*** Begin section ***

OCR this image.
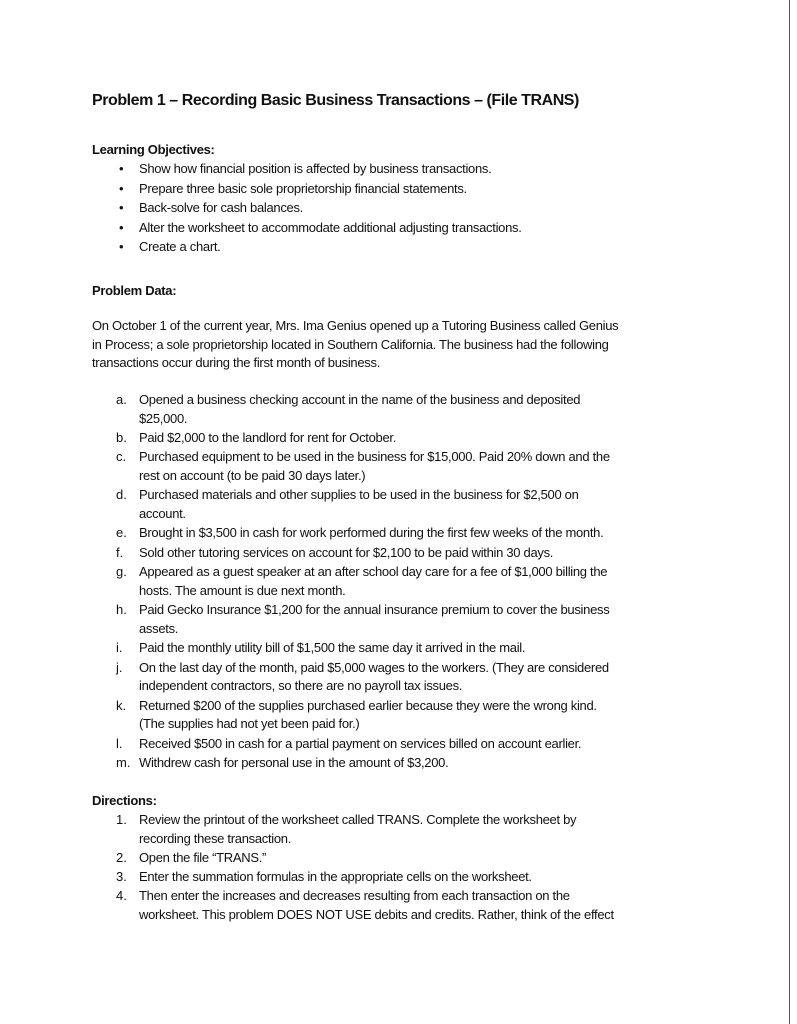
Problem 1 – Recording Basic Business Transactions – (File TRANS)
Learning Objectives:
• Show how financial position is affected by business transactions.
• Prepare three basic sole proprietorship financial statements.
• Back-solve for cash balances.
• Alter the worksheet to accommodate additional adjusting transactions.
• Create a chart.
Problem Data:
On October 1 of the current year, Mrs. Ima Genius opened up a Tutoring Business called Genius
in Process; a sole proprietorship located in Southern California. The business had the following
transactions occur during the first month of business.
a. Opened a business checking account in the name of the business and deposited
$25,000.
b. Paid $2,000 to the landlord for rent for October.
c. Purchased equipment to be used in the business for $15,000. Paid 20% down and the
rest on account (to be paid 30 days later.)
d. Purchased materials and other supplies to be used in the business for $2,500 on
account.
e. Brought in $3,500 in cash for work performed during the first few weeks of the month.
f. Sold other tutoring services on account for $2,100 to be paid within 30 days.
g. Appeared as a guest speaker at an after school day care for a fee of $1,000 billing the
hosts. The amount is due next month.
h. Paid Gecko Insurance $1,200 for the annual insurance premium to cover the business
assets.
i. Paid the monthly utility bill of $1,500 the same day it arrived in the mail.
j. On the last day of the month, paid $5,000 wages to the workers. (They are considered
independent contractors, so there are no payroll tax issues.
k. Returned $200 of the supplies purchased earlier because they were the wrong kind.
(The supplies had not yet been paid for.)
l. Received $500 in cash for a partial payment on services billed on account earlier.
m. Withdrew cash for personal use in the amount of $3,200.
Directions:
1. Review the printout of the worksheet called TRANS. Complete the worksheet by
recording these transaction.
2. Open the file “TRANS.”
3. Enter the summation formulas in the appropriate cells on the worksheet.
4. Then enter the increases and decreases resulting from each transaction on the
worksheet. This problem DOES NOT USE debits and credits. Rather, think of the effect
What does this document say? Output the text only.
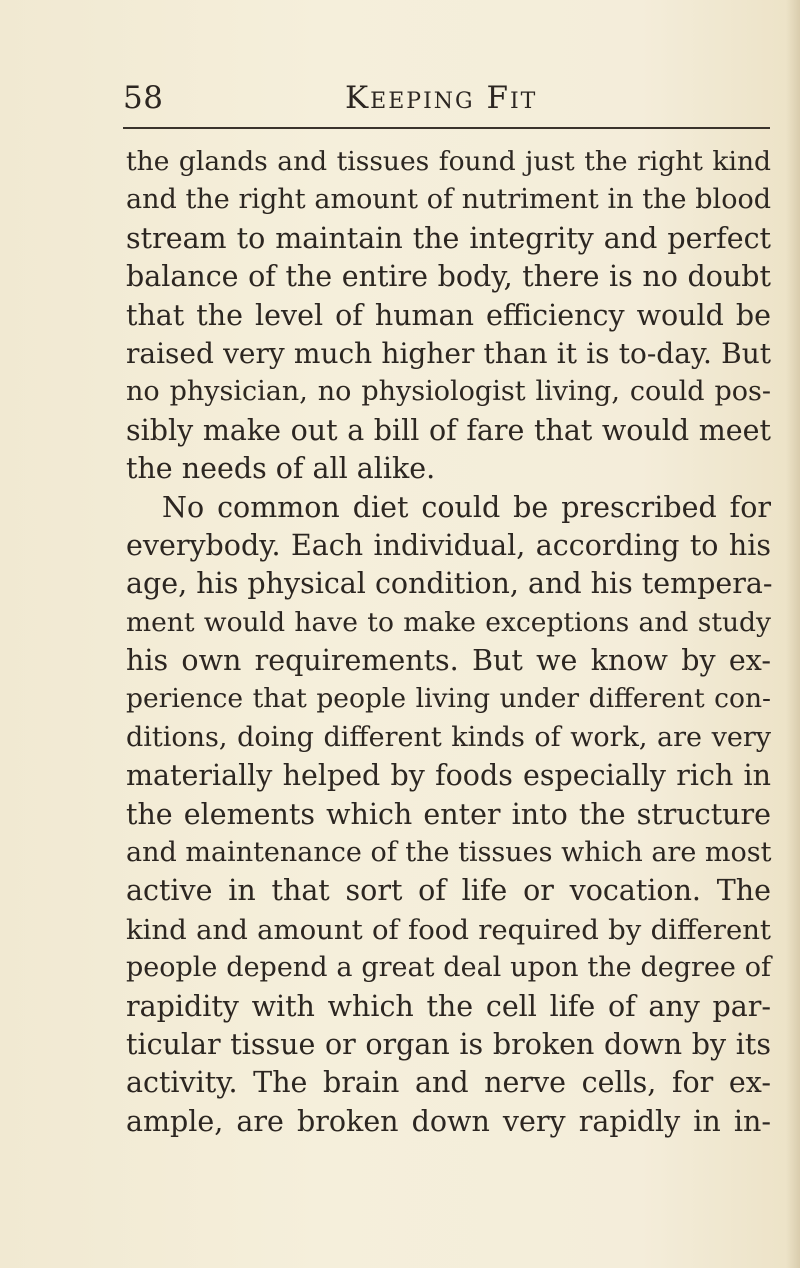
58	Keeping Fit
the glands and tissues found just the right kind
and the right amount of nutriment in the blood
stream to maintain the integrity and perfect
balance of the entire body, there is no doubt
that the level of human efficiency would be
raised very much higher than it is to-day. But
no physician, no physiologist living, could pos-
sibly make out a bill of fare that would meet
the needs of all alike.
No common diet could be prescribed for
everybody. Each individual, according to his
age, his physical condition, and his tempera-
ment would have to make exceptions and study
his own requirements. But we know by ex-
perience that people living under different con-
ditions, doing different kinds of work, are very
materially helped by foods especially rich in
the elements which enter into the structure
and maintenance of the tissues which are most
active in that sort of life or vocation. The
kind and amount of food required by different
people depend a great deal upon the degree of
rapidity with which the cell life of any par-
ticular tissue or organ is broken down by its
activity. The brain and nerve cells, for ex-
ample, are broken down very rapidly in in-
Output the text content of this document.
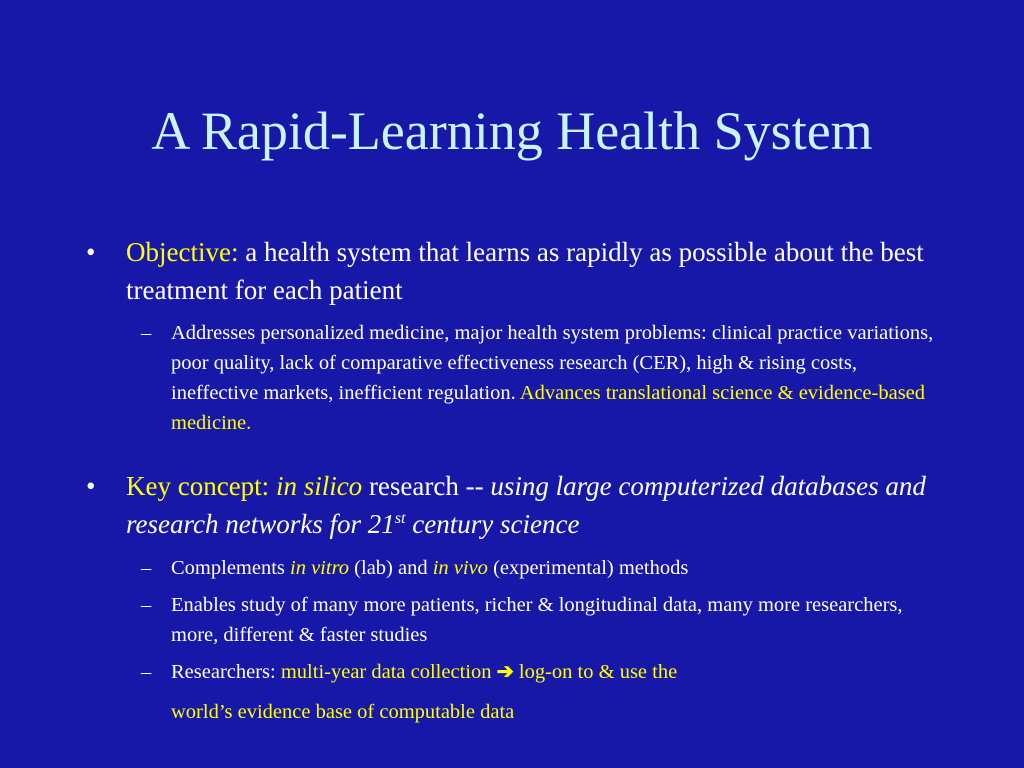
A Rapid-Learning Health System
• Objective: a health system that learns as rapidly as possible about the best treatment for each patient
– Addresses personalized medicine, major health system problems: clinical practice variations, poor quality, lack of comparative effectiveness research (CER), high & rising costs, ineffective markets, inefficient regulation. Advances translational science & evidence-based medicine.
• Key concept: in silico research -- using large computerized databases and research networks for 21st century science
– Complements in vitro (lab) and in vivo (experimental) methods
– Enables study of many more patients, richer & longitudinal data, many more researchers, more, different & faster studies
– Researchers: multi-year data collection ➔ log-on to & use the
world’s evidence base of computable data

*** End section ***

EXERCISE: Write down all the entries exactly, but not the pictures they hold.

REPLY:
OCR this image.
Problem 1 – Recording Basic Business Transactions – (File TRANS)
Learning Objectives:
• Show how financial position is affected by business transactions.
• Prepare three basic sole proprietorship financial statements.
• Back-solve for cash balances.
• Alter the worksheet to accommodate additional adjusting transactions.
• Create a chart.
Problem Data:
On October 1 of the current year, Mrs. Ima Genius opened up a Tutoring Business called Genius
in Process; a sole proprietorship located in Southern California. The business had the following
transactions occur during the first month of business.
a. Opened a business checking account in the name of the business and deposited
$25,000.
b. Paid $2,000 to the landlord for rent for October.
c. Purchased equipment to be used in the business for $15,000. Paid 20% down and the
rest on account (to be paid 30 days later.)
d. Purchased materials and other supplies to be used in the business for $2,500 on
account.
e. Brought in $3,500 in cash for work performed during the first few weeks of the month.
f. Sold other tutoring services on account for $2,100 to be paid within 30 days.
g. Appeared as a guest speaker at an after school day care for a fee of $1,000 billing the
hosts. The amount is due next month.
h. Paid Gecko Insurance $1,200 for the annual insurance premium to cover the business
assets.
i. Paid the monthly utility bill of $1,500 the same day it arrived in the mail.
j. On the last day of the month, paid $5,000 wages to the workers. (They are considered
independent contractors, so there are no payroll tax issues.
k. Returned $200 of the supplies purchased earlier because they were the wrong kind.
(The supplies had not yet been paid for.)
l. Received $500 in cash for a partial payment on services billed on account earlier.
m. Withdrew cash for personal use in the amount of $3,200.
Directions:
1. Review the printout of the worksheet called TRANS. Complete the worksheet by
recording these transaction.
2. Open the file “TRANS.”
3. Enter the summation formulas in the appropriate cells on the worksheet.
4. Then enter the increases and decreases resulting from each transaction on the
worksheet. This problem DOES NOT USE debits and credits. Rather, think of the effect
What does this document say? Output the text only.
58	Keeping Fit
the glands and tissues found just the right kind
and the right amount of nutriment in the blood
stream to maintain the integrity and perfect
balance of the entire body, there is no doubt
that the level of human efficiency would be
raised very much higher than it is to-day. But
no physician, no physiologist living, could pos-
sibly make out a bill of fare that would meet
the needs of all alike.
No common diet could be prescribed for
everybody. Each individual, according to his
age, his physical condition, and his tempera-
ment would have to make exceptions and study
his own requirements. But we know by ex-
perience that people living under different con-
ditions, doing different kinds of work, are very
materially helped by foods especially rich in
the elements which enter into the structure
and maintenance of the tissues which are most
active in that sort of life or vocation. The
kind and amount of food required by different
people depend a great deal upon the degree of
rapidity with which the cell life of any par-
ticular tissue or organ is broken down by its
activity. The brain and nerve cells, for ex-
ample, are broken down very rapidly in in-
Output the text content of this document.
A Rapid-Learning Health System
• Objective: a health system that learns as rapidly as possible about the best treatment for each patient
– Addresses personalized medicine, major health system problems: clinical practice variations, poor quality, lack of comparative effectiveness research (CER), high & rising costs, ineffective markets, inefficient regulation. Advances translational science & evidence-based medicine.
• Key concept: in silico research -- using large computerized databases and research networks for 21st century science
– Complements in vitro (lab) and in vivo (experimental) methods
– Enables study of many more patients, richer & longitudinal data, many more researchers, more, different & faster studies
– Researchers: multi-year data collection ➔ log-on to & use the
world’s evidence base of computable data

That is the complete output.